— BEGIN Records provided —

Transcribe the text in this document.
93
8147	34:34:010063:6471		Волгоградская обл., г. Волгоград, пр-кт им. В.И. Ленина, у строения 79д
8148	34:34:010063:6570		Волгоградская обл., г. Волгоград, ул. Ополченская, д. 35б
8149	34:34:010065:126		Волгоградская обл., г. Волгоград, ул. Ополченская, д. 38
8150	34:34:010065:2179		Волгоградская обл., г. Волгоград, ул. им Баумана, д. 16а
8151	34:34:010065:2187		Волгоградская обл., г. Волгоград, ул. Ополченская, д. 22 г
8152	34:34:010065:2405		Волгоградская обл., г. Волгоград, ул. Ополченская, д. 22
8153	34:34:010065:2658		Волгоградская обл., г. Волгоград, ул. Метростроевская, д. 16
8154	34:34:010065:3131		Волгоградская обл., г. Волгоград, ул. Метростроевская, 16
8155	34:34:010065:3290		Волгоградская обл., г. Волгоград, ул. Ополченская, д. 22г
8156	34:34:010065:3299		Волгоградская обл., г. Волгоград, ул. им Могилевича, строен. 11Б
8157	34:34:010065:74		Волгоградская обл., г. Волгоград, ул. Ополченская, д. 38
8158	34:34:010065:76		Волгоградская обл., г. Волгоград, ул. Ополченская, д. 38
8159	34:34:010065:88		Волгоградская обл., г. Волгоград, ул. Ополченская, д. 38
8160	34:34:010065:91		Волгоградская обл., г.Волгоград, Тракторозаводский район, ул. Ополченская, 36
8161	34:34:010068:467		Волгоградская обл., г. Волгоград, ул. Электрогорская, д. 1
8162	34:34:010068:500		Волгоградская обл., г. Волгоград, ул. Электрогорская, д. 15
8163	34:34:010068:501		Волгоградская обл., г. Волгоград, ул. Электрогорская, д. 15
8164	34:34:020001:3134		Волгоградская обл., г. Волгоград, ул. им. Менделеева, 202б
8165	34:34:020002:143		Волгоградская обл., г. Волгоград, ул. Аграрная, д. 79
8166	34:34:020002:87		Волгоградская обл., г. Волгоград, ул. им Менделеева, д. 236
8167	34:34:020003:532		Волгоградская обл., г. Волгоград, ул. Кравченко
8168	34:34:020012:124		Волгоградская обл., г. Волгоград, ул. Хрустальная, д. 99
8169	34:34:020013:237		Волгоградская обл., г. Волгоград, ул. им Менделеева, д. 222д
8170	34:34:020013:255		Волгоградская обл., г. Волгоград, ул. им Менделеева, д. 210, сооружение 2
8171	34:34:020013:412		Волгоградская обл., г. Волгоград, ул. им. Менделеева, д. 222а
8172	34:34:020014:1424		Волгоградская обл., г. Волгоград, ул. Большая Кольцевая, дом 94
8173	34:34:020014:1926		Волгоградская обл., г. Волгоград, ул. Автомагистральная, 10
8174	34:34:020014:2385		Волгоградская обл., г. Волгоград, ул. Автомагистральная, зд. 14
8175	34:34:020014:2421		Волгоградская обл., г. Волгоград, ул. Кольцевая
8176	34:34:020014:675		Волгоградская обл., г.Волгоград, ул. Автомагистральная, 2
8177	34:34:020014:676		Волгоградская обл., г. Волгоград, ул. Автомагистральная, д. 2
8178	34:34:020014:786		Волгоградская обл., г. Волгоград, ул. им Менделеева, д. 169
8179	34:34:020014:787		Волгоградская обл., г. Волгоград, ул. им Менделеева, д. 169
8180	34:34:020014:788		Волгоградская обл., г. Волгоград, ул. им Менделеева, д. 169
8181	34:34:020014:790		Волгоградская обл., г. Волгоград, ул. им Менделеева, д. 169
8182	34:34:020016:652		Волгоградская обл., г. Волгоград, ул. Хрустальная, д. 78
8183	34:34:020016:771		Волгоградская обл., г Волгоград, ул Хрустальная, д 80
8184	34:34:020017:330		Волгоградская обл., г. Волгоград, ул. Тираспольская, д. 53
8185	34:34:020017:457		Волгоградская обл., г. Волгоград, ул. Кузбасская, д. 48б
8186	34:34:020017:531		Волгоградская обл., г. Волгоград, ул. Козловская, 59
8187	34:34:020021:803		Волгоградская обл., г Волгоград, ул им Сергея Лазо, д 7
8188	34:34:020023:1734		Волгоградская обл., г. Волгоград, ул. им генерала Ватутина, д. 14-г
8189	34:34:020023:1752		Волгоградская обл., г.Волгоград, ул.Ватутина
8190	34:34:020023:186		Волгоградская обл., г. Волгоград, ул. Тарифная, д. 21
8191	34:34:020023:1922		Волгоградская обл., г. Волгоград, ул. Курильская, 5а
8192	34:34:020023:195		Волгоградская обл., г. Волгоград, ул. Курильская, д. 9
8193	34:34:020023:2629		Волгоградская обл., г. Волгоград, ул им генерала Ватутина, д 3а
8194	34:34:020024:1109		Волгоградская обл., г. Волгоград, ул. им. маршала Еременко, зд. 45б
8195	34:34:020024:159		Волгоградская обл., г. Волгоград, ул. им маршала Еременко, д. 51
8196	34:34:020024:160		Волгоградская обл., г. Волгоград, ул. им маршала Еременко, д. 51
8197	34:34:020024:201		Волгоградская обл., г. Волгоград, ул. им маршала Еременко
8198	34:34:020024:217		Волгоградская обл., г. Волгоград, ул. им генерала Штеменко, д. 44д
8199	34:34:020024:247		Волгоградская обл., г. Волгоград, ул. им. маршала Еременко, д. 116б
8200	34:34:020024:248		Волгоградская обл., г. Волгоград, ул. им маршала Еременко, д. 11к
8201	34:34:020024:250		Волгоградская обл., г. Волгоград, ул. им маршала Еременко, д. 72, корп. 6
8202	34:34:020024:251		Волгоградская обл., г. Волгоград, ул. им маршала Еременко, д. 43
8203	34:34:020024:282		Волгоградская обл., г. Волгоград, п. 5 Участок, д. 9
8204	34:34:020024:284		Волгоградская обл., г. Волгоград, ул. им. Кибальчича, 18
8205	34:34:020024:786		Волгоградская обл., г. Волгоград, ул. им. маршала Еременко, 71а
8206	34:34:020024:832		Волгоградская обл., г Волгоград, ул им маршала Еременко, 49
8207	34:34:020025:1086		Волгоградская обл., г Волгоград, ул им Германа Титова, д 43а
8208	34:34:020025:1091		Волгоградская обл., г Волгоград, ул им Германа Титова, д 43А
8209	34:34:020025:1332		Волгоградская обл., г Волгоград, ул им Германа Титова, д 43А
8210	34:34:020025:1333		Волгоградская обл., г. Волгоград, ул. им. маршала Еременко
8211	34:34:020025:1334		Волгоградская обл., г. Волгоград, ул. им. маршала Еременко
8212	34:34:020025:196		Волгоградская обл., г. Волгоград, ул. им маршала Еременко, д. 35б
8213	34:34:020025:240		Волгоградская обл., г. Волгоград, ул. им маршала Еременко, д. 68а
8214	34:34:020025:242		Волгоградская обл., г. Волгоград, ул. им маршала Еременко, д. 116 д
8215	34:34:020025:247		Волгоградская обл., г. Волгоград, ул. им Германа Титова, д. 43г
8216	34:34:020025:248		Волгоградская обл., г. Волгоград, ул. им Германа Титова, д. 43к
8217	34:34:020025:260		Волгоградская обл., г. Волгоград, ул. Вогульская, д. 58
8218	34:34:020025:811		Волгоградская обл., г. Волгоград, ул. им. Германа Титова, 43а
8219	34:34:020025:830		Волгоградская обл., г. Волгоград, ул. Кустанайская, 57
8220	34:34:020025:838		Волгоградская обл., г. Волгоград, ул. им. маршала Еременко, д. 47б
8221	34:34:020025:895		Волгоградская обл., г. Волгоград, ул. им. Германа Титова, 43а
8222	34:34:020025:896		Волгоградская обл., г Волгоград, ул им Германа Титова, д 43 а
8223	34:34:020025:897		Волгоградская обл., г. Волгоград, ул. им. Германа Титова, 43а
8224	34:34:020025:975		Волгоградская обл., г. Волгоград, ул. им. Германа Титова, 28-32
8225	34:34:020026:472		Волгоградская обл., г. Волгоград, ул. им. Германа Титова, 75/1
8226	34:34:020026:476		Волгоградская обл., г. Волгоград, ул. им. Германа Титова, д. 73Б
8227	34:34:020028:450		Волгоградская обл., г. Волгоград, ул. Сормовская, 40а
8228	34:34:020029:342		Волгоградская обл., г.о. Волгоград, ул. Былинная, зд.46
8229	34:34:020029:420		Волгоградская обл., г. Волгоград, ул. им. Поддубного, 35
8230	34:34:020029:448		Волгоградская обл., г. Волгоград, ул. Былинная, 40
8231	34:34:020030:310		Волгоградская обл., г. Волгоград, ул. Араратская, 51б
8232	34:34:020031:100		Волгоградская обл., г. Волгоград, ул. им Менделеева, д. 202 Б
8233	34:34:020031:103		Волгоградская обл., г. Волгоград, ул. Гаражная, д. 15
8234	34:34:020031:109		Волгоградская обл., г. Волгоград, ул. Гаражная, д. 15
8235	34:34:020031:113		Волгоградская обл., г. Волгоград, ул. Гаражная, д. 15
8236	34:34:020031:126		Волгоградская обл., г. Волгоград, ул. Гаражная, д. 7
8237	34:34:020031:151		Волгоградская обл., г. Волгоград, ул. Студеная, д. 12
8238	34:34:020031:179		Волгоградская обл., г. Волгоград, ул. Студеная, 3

— END Records provided —

> **Exercise**:
Find the word "Гаражная" in the data and copy out each line where it turns up.

> **Answer to the task**:
8233	34:34:020031:103		Волгоградская обл., г. Волгоград, ул. Гаражная, д. 15
8234	34:34:020031:109		Волгоградская обл., г. Волгоград, ул. Гаражная, д. 15
8235	34:34:020031:113		Волгоградская обл., г. Волгоград, ул. Гаражная, д. 15
8236	34:34:020031:126		Волгоградская обл., г. Волгоград, ул. Гаражная, д. 7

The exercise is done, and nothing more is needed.